__Job__.
Say how many lines of these entries include the word "Island", and answer with the number alone.

------ Supplied data ------

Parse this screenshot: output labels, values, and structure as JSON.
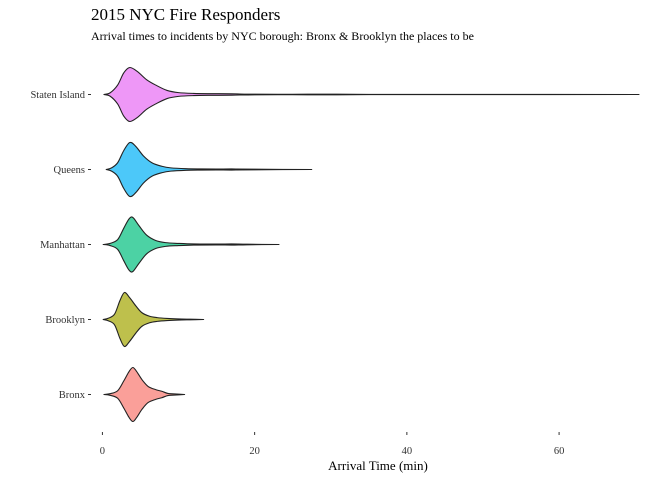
{
  "chart_data": {
    "type": "violin",
    "title": "2015 NYC Fire Responders",
    "subtitle": "Arrival times to incidents by NYC borough: Bronx & Brooklyn the places to be",
    "xlabel": "Arrival Time (min)",
    "ylabel": "",
    "xlim": [
      -1.5,
      70.5
    ],
    "x_ticks": [
      0,
      20,
      40,
      60
    ],
    "orientation": "horizontal",
    "grid": false,
    "legend": "none",
    "categories": [
      "Bronx",
      "Brooklyn",
      "Manhattan",
      "Queens",
      "Staten Island"
    ],
    "series": [
      {
        "category": "Bronx",
        "color": "#F8766D",
        "min": 0.2,
        "max": 10.8,
        "density": [
          [
            0.2,
            0.0
          ],
          [
            1.0,
            0.03
          ],
          [
            2.0,
            0.14
          ],
          [
            2.8,
            0.5
          ],
          [
            3.5,
            0.85
          ],
          [
            4.0,
            1.0
          ],
          [
            4.5,
            0.85
          ],
          [
            5.2,
            0.55
          ],
          [
            6.0,
            0.3
          ],
          [
            7.0,
            0.18
          ],
          [
            7.8,
            0.12
          ],
          [
            8.6,
            0.04
          ],
          [
            9.5,
            0.02
          ],
          [
            10.8,
            0.0
          ]
        ]
      },
      {
        "category": "Brooklyn",
        "color": "#A3A500",
        "min": 0.1,
        "max": 13.3,
        "density": [
          [
            0.1,
            0.0
          ],
          [
            0.8,
            0.05
          ],
          [
            1.6,
            0.2
          ],
          [
            2.3,
            0.7
          ],
          [
            2.9,
            1.0
          ],
          [
            3.6,
            0.8
          ],
          [
            4.4,
            0.5
          ],
          [
            5.2,
            0.25
          ],
          [
            6.2,
            0.12
          ],
          [
            7.2,
            0.07
          ],
          [
            8.5,
            0.04
          ],
          [
            10.0,
            0.02
          ],
          [
            11.5,
            0.01
          ],
          [
            13.3,
            0.0
          ]
        ]
      },
      {
        "category": "Manhattan",
        "color": "#00BF7D",
        "min": 0.1,
        "max": 23.2,
        "density": [
          [
            0.1,
            0.0
          ],
          [
            1.0,
            0.04
          ],
          [
            2.0,
            0.18
          ],
          [
            2.8,
            0.6
          ],
          [
            3.5,
            0.95
          ],
          [
            4.0,
            1.0
          ],
          [
            4.8,
            0.7
          ],
          [
            5.8,
            0.35
          ],
          [
            7.0,
            0.15
          ],
          [
            8.3,
            0.07
          ],
          [
            10.0,
            0.04
          ],
          [
            12.0,
            0.02
          ],
          [
            15.0,
            0.015
          ],
          [
            17.0,
            0.02
          ],
          [
            19.0,
            0.01
          ],
          [
            23.2,
            0.0
          ]
        ]
      },
      {
        "category": "Queens",
        "color": "#00B0F6",
        "min": 0.5,
        "max": 27.5,
        "density": [
          [
            0.5,
            0.0
          ],
          [
            1.2,
            0.06
          ],
          [
            2.0,
            0.25
          ],
          [
            2.8,
            0.7
          ],
          [
            3.6,
            1.0
          ],
          [
            4.4,
            0.85
          ],
          [
            5.4,
            0.5
          ],
          [
            6.5,
            0.25
          ],
          [
            7.8,
            0.12
          ],
          [
            9.0,
            0.06
          ],
          [
            11.0,
            0.03
          ],
          [
            13.0,
            0.02
          ],
          [
            15.0,
            0.015
          ],
          [
            17.0,
            0.02
          ],
          [
            20.0,
            0.01
          ],
          [
            27.5,
            0.0
          ]
        ]
      },
      {
        "category": "Staten Island",
        "color": "#E76BF3",
        "min": 0.2,
        "max": 70.5,
        "density": [
          [
            0.2,
            0.0
          ],
          [
            1.0,
            0.06
          ],
          [
            2.0,
            0.35
          ],
          [
            2.8,
            0.8
          ],
          [
            3.6,
            1.0
          ],
          [
            4.6,
            0.85
          ],
          [
            5.8,
            0.55
          ],
          [
            7.0,
            0.35
          ],
          [
            8.5,
            0.15
          ],
          [
            10.0,
            0.07
          ],
          [
            12.0,
            0.04
          ],
          [
            14.5,
            0.03
          ],
          [
            17.0,
            0.025
          ],
          [
            20.0,
            0.01
          ],
          [
            25.0,
            0.008
          ],
          [
            29.5,
            0.012
          ],
          [
            35.0,
            0.004
          ],
          [
            50.0,
            0.003
          ],
          [
            70.5,
            0.0
          ]
        ]
      }
    ]
  }
}
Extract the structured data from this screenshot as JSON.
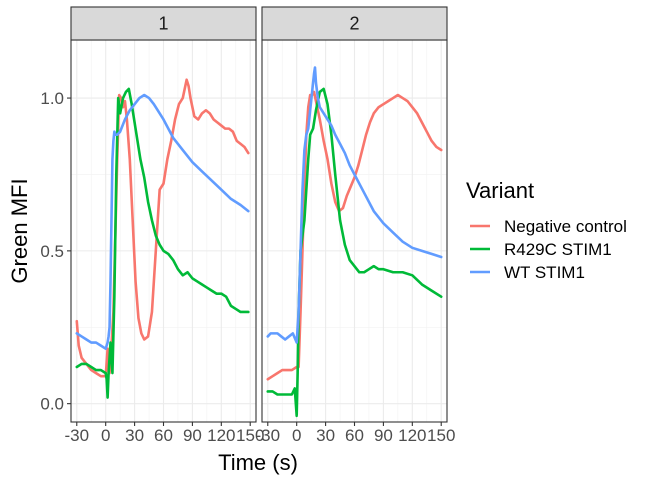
{
  "chart_data": {
    "type": "line",
    "xlabel": "Time (s)",
    "ylabel": "Green MFI",
    "xlim": [
      -36,
      156
    ],
    "ylim": [
      -0.06,
      1.19
    ],
    "x_ticks": [
      -30,
      0,
      30,
      60,
      90,
      120,
      150
    ],
    "x_tick_labels": [
      "-30",
      "0",
      "30",
      "60",
      "90",
      "120",
      "150"
    ],
    "y_ticks": [
      0.0,
      0.5,
      1.0
    ],
    "y_tick_labels": [
      "0.0",
      "0.5",
      "1.0"
    ],
    "grid": true,
    "legend": {
      "title": "Variant",
      "position": "right",
      "entries": [
        "Negative control",
        "R429C STIM1",
        "WT STIM1"
      ]
    },
    "panels": [
      {
        "label": "1",
        "series": [
          {
            "name": "Negative control",
            "color": "#F8766D",
            "x": [
              -30,
              -28,
              -25,
              -20,
              -15,
              -10,
              -5,
              0,
              2,
              4,
              6,
              8,
              10,
              12,
              14,
              16,
              18,
              20,
              22,
              25,
              28,
              31,
              34,
              37,
              40,
              44,
              48,
              52,
              56,
              60,
              64,
              68,
              72,
              76,
              80,
              84,
              86,
              88,
              92,
              96,
              100,
              104,
              108,
              112,
              116,
              120,
              124,
              128,
              132,
              136,
              140,
              144,
              148
            ],
            "y": [
              0.27,
              0.19,
              0.15,
              0.13,
              0.11,
              0.1,
              0.09,
              0.09,
              0.18,
              0.1,
              0.19,
              0.3,
              0.55,
              0.8,
              1.01,
              1.0,
              0.97,
              0.99,
              0.93,
              0.8,
              0.6,
              0.4,
              0.28,
              0.23,
              0.21,
              0.22,
              0.3,
              0.5,
              0.7,
              0.72,
              0.8,
              0.86,
              0.93,
              0.98,
              1.0,
              1.06,
              1.04,
              1.0,
              0.94,
              0.93,
              0.95,
              0.96,
              0.95,
              0.93,
              0.92,
              0.91,
              0.9,
              0.9,
              0.89,
              0.86,
              0.85,
              0.84,
              0.82
            ]
          },
          {
            "name": "R429C STIM1",
            "color": "#00BA38",
            "x": [
              -30,
              -25,
              -20,
              -15,
              -10,
              -5,
              0,
              1,
              2,
              3,
              5,
              7,
              9,
              11,
              13,
              15,
              18,
              21,
              24,
              27,
              30,
              33,
              36,
              40,
              44,
              48,
              52,
              56,
              60,
              65,
              70,
              75,
              80,
              85,
              90,
              95,
              100,
              105,
              110,
              115,
              120,
              125,
              130,
              135,
              140,
              145,
              148
            ],
            "y": [
              0.12,
              0.13,
              0.13,
              0.12,
              0.11,
              0.11,
              0.1,
              0.08,
              0.02,
              0.1,
              0.2,
              0.1,
              0.35,
              0.75,
              1.0,
              0.95,
              1.0,
              1.02,
              1.03,
              0.98,
              0.92,
              0.86,
              0.8,
              0.74,
              0.66,
              0.6,
              0.55,
              0.52,
              0.5,
              0.49,
              0.47,
              0.44,
              0.42,
              0.43,
              0.41,
              0.4,
              0.39,
              0.38,
              0.37,
              0.36,
              0.36,
              0.35,
              0.32,
              0.31,
              0.3,
              0.3,
              0.3
            ]
          },
          {
            "name": "WT STIM1",
            "color": "#619CFF",
            "x": [
              -30,
              -25,
              -20,
              -15,
              -10,
              -5,
              0,
              1,
              2,
              3,
              4,
              5,
              6,
              7,
              8,
              9,
              10,
              12,
              15,
              20,
              25,
              30,
              35,
              40,
              45,
              50,
              60,
              70,
              80,
              90,
              100,
              110,
              120,
              130,
              140,
              148
            ],
            "y": [
              0.23,
              0.22,
              0.21,
              0.2,
              0.2,
              0.19,
              0.18,
              0.19,
              0.2,
              0.22,
              0.25,
              0.4,
              0.6,
              0.8,
              0.86,
              0.89,
              0.88,
              0.88,
              0.89,
              0.93,
              0.96,
              0.98,
              1.0,
              1.01,
              1.0,
              0.98,
              0.93,
              0.87,
              0.83,
              0.79,
              0.76,
              0.73,
              0.7,
              0.67,
              0.65,
              0.63
            ]
          }
        ]
      },
      {
        "label": "2",
        "series": [
          {
            "name": "Negative control",
            "color": "#F8766D",
            "x": [
              -30,
              -25,
              -20,
              -15,
              -10,
              -5,
              0,
              2,
              4,
              6,
              8,
              10,
              12,
              14,
              16,
              18,
              20,
              24,
              28,
              32,
              36,
              40,
              44,
              48,
              52,
              56,
              60,
              64,
              68,
              72,
              76,
              80,
              85,
              90,
              95,
              100,
              105,
              110,
              115,
              120,
              125,
              130,
              135,
              140,
              145,
              150
            ],
            "y": [
              0.08,
              0.09,
              0.1,
              0.11,
              0.11,
              0.11,
              0.12,
              0.12,
              0.3,
              0.5,
              0.7,
              0.88,
              0.97,
              1.01,
              1.01,
              1.02,
              0.99,
              0.93,
              0.86,
              0.8,
              0.72,
              0.66,
              0.63,
              0.64,
              0.68,
              0.71,
              0.74,
              0.78,
              0.83,
              0.88,
              0.92,
              0.95,
              0.97,
              0.98,
              0.99,
              1.0,
              1.01,
              1.0,
              0.99,
              0.97,
              0.95,
              0.92,
              0.89,
              0.86,
              0.84,
              0.83
            ]
          },
          {
            "name": "R429C STIM1",
            "color": "#00BA38",
            "x": [
              -30,
              -25,
              -20,
              -15,
              -10,
              -5,
              -2,
              0,
              1,
              2,
              4,
              6,
              8,
              10,
              12,
              14,
              17,
              20,
              24,
              28,
              32,
              36,
              40,
              45,
              50,
              55,
              60,
              65,
              70,
              75,
              80,
              85,
              90,
              100,
              110,
              120,
              130,
              140,
              150
            ],
            "y": [
              0.04,
              0.04,
              0.03,
              0.03,
              0.03,
              0.03,
              0.05,
              -0.04,
              0.1,
              0.3,
              0.5,
              0.55,
              0.6,
              0.7,
              0.8,
              0.88,
              0.9,
              0.96,
              1.02,
              1.03,
              0.98,
              0.88,
              0.75,
              0.6,
              0.52,
              0.47,
              0.45,
              0.43,
              0.43,
              0.44,
              0.45,
              0.44,
              0.44,
              0.43,
              0.43,
              0.42,
              0.39,
              0.37,
              0.35
            ]
          },
          {
            "name": "WT STIM1",
            "color": "#619CFF",
            "x": [
              -30,
              -27,
              -24,
              -20,
              -16,
              -12,
              -8,
              -4,
              0,
              2,
              4,
              6,
              8,
              10,
              12,
              14,
              16,
              18,
              19,
              20,
              22,
              24,
              28,
              32,
              36,
              40,
              45,
              50,
              55,
              60,
              70,
              80,
              90,
              100,
              110,
              120,
              130,
              140,
              150
            ],
            "y": [
              0.22,
              0.23,
              0.23,
              0.23,
              0.22,
              0.21,
              0.22,
              0.23,
              0.2,
              0.3,
              0.5,
              0.7,
              0.83,
              0.88,
              0.9,
              0.96,
              1.02,
              1.08,
              1.1,
              1.05,
              1.0,
              0.97,
              0.95,
              0.93,
              0.91,
              0.88,
              0.85,
              0.82,
              0.78,
              0.75,
              0.69,
              0.63,
              0.59,
              0.56,
              0.53,
              0.51,
              0.5,
              0.49,
              0.48
            ]
          }
        ]
      }
    ]
  }
}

------

__Problem solution__.
2